■ YOUR OBJECTIVE
Skip any picture you find and retype all the remaining lines exactly.

[Source records]
[start]

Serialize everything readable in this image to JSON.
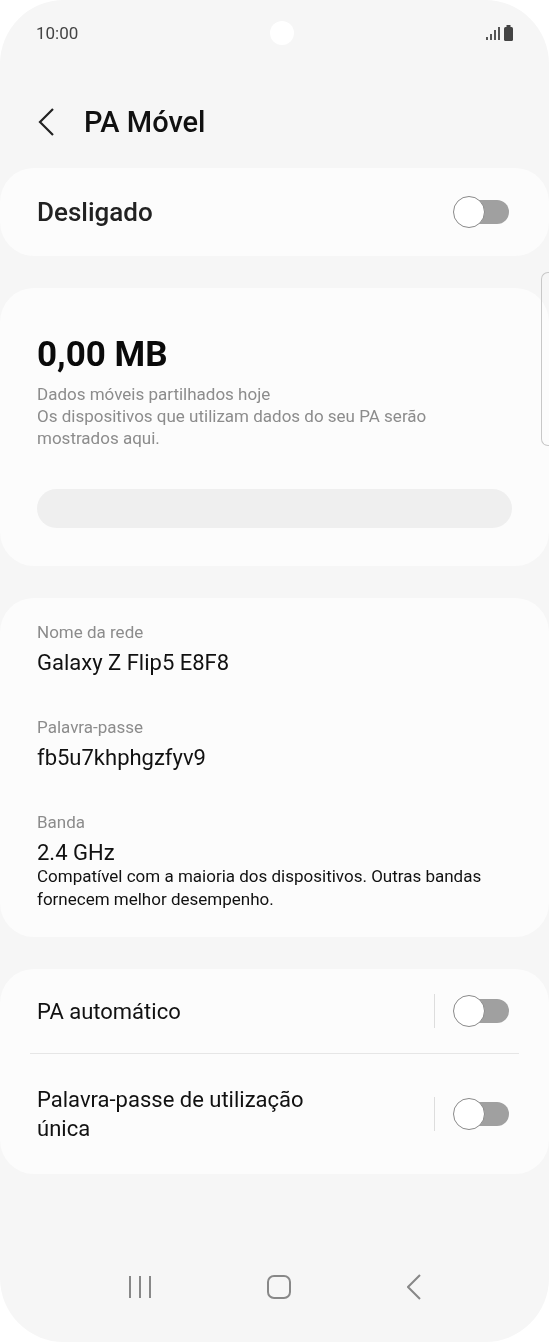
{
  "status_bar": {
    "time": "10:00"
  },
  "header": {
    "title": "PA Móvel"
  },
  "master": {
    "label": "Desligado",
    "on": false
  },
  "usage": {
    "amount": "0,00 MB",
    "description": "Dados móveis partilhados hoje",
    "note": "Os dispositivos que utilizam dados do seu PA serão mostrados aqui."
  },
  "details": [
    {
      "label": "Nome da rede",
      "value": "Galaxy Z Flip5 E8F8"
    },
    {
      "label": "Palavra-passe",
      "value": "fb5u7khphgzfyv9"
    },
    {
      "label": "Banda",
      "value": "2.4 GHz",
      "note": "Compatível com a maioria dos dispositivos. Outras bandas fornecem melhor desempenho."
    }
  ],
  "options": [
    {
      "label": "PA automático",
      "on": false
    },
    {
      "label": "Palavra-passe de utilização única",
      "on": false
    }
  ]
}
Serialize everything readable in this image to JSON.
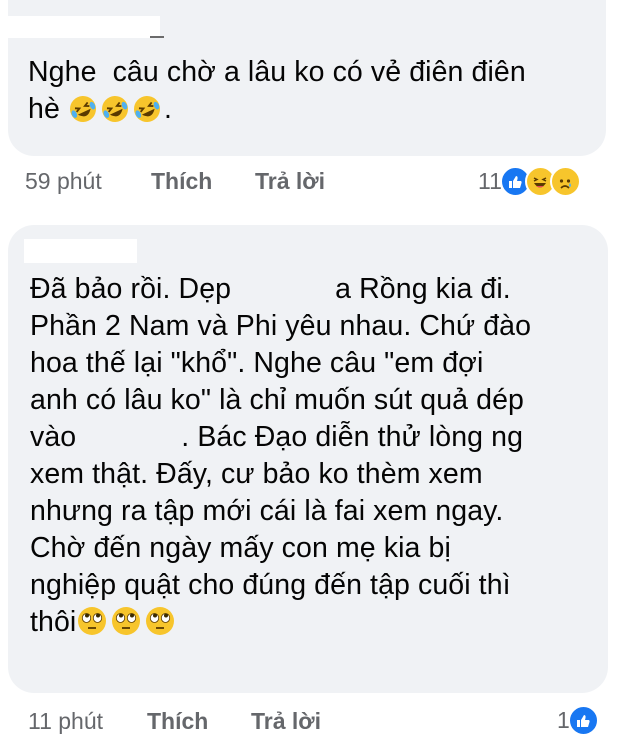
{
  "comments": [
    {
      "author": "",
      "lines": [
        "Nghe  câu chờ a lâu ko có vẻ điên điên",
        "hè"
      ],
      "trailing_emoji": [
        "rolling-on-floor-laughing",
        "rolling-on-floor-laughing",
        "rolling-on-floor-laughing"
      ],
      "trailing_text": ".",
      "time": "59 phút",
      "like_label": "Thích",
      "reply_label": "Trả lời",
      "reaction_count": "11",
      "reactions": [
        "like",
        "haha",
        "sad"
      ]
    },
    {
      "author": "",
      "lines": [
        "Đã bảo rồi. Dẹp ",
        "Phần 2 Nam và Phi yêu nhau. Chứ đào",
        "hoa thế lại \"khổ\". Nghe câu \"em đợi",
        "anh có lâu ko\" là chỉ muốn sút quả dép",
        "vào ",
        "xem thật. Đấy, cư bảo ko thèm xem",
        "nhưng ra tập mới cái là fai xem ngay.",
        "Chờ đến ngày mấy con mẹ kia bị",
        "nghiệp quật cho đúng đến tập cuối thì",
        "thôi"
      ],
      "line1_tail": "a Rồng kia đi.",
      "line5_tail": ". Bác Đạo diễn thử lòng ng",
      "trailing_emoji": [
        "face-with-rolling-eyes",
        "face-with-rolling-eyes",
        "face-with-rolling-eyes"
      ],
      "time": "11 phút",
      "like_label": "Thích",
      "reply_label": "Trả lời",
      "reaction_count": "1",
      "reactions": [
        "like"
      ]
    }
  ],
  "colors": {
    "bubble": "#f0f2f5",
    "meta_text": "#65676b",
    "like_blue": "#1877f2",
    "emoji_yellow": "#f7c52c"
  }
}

[end]

■ WORKED SOLUTION
Serialize everything readable in this image to JSON.
{
  "status_bar": {
    "time": "10:00"
  },
  "header": {
    "title": "PA Móvel"
  },
  "master": {
    "label": "Desligado",
    "on": false
  },
  "usage": {
    "amount": "0,00 MB",
    "description": "Dados móveis partilhados hoje",
    "note": "Os dispositivos que utilizam dados do seu PA serão mostrados aqui."
  },
  "details": [
    {
      "label": "Nome da rede",
      "value": "Galaxy Z Flip5 E8F8"
    },
    {
      "label": "Palavra-passe",
      "value": "fb5u7khphgzfyv9"
    },
    {
      "label": "Banda",
      "value": "2.4 GHz",
      "note": "Compatível com a maioria dos dispositivos. Outras bandas fornecem melhor desempenho."
    }
  ],
  "options": [
    {
      "label": "PA automático",
      "on": false
    },
    {
      "label": "Palavra-passe de utilização única",
      "on": false
    }
  ]
}
Serialize everything readable in this image to JSON.
{
  "comments": [
    {
      "author": "",
      "lines": [
        "Nghe  câu chờ a lâu ko có vẻ điên điên",
        "hè"
      ],
      "trailing_emoji": [
        "rolling-on-floor-laughing",
        "rolling-on-floor-laughing",
        "rolling-on-floor-laughing"
      ],
      "trailing_text": ".",
      "time": "59 phút",
      "like_label": "Thích",
      "reply_label": "Trả lời",
      "reaction_count": "11",
      "reactions": [
        "like",
        "haha",
        "sad"
      ]
    },
    {
      "author": "",
      "lines": [
        "Đã bảo rồi. Dẹp ",
        "Phần 2 Nam và Phi yêu nhau. Chứ đào",
        "hoa thế lại \"khổ\". Nghe câu \"em đợi",
        "anh có lâu ko\" là chỉ muốn sút quả dép",
        "vào ",
        "xem thật. Đấy, cư bảo ko thèm xem",
        "nhưng ra tập mới cái là fai xem ngay.",
        "Chờ đến ngày mấy con mẹ kia bị",
        "nghiệp quật cho đúng đến tập cuối thì",
        "thôi"
      ],
      "line1_tail": "a Rồng kia đi.",
      "line5_tail": ". Bác Đạo diễn thử lòng ng",
      "trailing_emoji": [
        "face-with-rolling-eyes",
        "face-with-rolling-eyes",
        "face-with-rolling-eyes"
      ],
      "time": "11 phút",
      "like_label": "Thích",
      "reply_label": "Trả lời",
      "reaction_count": "1",
      "reactions": [
        "like"
      ]
    }
  ],
  "colors": {
    "bubble": "#f0f2f5",
    "meta_text": "#65676b",
    "like_blue": "#1877f2",
    "emoji_yellow": "#f7c52c"
  }
}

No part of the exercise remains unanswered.